Task brief.
Collect all the lines that mention the word "Calorie".

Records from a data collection
..............................
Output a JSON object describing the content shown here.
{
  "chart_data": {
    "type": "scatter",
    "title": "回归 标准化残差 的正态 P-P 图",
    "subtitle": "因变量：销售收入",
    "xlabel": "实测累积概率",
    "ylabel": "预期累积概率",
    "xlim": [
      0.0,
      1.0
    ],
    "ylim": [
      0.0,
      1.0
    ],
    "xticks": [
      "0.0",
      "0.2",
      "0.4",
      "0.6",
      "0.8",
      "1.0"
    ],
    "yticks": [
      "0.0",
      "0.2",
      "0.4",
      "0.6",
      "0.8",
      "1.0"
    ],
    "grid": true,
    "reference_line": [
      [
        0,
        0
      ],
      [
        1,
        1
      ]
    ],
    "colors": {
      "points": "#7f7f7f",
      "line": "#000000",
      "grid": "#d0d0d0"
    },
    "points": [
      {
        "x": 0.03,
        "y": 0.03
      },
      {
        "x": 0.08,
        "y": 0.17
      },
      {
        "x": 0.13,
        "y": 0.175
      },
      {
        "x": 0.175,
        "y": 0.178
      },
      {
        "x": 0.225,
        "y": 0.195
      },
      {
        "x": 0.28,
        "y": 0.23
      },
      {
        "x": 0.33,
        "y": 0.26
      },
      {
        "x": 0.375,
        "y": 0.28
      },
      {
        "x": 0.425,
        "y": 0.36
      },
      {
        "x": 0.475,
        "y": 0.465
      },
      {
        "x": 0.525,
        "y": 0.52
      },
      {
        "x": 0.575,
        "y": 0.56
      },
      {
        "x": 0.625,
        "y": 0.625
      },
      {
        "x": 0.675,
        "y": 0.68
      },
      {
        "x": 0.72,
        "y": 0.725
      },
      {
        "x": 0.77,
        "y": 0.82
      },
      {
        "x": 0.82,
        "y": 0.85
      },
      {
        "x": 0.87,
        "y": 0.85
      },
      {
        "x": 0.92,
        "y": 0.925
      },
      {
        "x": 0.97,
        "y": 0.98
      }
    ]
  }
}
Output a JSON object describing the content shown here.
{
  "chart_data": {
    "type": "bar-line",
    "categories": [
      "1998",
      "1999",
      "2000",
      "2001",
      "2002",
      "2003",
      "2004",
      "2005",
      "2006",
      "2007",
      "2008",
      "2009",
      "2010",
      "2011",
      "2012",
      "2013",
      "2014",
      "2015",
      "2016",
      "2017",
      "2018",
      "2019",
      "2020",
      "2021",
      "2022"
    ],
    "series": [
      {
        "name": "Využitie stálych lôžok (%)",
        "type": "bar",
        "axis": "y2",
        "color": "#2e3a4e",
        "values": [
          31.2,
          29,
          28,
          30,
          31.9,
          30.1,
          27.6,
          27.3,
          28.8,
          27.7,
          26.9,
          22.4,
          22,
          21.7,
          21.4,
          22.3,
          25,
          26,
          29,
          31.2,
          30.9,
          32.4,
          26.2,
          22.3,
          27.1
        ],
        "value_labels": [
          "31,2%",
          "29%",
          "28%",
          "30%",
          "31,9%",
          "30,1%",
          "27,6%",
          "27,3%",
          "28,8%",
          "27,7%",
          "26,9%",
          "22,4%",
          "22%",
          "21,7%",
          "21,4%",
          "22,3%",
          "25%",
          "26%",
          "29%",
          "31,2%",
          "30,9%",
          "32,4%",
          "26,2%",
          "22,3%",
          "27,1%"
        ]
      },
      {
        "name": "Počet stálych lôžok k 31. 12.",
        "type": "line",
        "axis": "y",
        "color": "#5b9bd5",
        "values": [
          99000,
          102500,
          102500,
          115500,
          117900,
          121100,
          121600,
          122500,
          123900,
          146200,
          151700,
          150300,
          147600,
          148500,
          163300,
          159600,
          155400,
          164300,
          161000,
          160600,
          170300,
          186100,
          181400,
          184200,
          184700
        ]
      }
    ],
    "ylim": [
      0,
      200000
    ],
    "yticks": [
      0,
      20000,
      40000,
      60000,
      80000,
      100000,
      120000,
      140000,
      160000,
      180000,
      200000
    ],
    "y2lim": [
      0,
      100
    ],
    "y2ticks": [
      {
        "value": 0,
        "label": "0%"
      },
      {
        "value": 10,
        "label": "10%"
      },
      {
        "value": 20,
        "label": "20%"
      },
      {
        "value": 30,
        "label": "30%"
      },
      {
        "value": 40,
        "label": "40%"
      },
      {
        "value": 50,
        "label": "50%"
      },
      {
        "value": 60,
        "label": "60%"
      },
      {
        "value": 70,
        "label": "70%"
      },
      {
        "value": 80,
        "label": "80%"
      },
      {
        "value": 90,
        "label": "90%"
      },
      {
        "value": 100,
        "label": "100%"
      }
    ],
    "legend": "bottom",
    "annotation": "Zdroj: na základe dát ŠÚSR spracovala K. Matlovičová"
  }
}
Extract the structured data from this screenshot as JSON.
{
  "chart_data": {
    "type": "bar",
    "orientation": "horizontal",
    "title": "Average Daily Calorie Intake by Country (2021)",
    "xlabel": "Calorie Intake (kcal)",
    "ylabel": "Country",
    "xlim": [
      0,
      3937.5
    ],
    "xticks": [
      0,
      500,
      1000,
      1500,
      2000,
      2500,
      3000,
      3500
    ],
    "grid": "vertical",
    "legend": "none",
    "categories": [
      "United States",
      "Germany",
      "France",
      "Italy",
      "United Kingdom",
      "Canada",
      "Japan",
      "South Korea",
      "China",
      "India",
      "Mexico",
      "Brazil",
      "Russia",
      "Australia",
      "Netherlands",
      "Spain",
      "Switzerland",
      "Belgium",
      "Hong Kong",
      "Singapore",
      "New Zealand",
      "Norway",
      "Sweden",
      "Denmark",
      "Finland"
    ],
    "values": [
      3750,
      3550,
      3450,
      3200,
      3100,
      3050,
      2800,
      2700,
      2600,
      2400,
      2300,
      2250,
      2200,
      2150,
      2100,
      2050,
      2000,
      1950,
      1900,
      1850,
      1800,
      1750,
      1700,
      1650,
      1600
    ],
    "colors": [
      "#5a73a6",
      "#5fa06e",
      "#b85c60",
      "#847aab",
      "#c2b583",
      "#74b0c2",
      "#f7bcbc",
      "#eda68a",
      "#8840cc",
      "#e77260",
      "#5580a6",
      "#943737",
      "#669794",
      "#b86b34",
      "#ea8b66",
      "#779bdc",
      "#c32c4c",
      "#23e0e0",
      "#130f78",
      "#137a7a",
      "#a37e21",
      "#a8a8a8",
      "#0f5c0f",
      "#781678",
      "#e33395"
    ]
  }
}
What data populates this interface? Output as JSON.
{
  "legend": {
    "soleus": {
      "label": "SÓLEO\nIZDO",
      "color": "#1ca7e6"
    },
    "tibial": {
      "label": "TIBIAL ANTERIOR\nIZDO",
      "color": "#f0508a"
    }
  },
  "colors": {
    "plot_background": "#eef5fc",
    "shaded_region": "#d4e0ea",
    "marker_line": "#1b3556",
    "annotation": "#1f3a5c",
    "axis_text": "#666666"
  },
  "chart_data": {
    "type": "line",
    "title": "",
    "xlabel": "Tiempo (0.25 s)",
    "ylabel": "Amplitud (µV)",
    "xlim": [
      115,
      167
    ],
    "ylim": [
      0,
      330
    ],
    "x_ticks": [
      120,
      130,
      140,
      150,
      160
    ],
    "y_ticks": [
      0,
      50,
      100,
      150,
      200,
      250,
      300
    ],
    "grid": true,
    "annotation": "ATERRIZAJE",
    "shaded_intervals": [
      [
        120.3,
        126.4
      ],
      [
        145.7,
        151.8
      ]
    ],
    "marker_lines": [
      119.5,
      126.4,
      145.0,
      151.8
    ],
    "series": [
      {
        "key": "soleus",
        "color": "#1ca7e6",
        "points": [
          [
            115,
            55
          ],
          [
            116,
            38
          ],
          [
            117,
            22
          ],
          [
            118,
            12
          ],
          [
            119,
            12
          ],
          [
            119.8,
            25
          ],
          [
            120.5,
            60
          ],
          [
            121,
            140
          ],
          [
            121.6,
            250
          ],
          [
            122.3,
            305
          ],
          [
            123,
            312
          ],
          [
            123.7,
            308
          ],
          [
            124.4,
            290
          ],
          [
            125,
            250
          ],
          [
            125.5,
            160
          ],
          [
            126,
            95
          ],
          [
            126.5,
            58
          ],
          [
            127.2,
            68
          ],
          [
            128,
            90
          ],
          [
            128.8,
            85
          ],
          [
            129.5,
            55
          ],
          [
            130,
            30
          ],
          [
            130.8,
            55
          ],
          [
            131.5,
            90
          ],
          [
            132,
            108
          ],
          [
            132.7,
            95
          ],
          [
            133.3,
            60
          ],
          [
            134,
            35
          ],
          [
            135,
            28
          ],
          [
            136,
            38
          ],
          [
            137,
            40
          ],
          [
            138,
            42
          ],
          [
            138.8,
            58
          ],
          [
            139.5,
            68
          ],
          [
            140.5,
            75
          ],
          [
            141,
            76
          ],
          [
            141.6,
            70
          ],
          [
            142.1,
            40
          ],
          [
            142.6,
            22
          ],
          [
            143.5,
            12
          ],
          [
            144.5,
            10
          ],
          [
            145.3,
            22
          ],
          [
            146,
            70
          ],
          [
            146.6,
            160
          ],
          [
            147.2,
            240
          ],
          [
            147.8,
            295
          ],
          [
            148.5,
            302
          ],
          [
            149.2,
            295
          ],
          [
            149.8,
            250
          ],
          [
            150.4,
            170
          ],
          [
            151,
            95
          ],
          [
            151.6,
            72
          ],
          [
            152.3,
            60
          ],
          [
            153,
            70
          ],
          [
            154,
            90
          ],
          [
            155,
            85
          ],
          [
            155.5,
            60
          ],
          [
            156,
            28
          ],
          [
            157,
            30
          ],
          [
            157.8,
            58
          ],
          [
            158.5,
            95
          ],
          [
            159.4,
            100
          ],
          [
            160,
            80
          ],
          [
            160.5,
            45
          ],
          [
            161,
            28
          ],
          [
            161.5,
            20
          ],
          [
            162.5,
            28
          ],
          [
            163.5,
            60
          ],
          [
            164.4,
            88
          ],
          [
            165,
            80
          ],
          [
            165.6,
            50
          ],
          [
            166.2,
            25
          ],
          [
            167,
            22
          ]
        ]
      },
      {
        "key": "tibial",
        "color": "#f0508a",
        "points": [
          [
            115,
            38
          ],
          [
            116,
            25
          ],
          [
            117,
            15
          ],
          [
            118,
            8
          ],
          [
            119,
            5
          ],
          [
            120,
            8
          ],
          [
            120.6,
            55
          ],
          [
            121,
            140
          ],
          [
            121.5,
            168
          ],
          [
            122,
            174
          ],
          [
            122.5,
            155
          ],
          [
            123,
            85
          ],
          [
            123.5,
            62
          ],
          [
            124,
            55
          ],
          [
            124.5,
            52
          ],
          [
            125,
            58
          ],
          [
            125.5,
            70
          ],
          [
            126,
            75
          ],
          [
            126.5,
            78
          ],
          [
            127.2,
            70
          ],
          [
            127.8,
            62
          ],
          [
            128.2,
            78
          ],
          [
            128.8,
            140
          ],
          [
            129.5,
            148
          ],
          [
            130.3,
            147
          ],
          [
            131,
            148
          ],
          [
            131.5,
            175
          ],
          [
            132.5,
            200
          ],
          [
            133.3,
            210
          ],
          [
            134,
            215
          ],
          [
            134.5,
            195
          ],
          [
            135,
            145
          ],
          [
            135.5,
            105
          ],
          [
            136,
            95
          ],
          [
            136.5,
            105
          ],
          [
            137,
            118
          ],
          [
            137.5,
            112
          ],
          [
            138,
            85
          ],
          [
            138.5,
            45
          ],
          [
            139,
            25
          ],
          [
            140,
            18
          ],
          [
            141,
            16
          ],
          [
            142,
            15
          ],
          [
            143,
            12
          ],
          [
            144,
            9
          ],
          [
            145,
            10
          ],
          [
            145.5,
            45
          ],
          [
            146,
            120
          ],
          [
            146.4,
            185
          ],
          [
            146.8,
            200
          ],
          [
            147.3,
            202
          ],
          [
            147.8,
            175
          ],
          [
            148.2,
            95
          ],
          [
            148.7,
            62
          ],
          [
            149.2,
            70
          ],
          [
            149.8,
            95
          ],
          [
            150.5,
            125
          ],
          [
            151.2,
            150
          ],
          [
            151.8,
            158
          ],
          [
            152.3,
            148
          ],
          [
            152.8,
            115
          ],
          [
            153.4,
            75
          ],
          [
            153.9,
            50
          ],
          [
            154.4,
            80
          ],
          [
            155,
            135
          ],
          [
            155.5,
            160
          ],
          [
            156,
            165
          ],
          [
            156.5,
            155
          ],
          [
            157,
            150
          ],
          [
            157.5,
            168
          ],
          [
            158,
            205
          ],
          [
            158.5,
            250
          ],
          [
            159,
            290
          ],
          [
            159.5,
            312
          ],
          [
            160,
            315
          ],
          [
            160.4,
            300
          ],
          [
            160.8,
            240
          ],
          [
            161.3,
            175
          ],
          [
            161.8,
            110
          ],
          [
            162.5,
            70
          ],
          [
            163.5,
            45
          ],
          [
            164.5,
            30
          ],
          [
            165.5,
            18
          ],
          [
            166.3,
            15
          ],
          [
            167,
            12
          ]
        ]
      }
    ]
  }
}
..............................
Response for this exercise.
    "title": "Average Daily Calorie Intake by Country (2021)",
    "xlabel": "Calorie Intake (kcal)",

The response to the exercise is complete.